↓
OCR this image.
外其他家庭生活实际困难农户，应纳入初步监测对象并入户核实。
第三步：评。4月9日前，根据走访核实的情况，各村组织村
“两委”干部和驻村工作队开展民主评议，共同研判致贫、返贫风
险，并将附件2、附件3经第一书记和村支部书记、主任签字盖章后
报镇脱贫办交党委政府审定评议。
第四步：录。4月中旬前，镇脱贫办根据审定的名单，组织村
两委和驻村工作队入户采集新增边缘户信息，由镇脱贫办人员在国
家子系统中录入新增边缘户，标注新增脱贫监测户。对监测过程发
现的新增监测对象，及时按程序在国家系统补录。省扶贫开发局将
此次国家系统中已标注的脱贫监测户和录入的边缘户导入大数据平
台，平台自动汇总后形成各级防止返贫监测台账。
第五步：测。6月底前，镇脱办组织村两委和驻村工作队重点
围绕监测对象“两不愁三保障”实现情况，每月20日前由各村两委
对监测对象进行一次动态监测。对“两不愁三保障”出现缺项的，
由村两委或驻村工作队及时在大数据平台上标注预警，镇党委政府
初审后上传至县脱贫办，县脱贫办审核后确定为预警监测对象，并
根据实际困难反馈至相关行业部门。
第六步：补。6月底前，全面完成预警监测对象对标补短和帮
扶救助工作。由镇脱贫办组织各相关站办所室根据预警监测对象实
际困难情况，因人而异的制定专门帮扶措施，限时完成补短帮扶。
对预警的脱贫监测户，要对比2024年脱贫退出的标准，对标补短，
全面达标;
↑
→ **REQUIREMENT**:
Extract from the material all lines containing the string "两不愁三保障".

→ **RESPONSE BELOW**:
围绕监测对象“两不愁三保障”实现情况，每月20日前由各村两委
对监测对象进行一次动态监测。对“两不愁三保障”出现缺项的，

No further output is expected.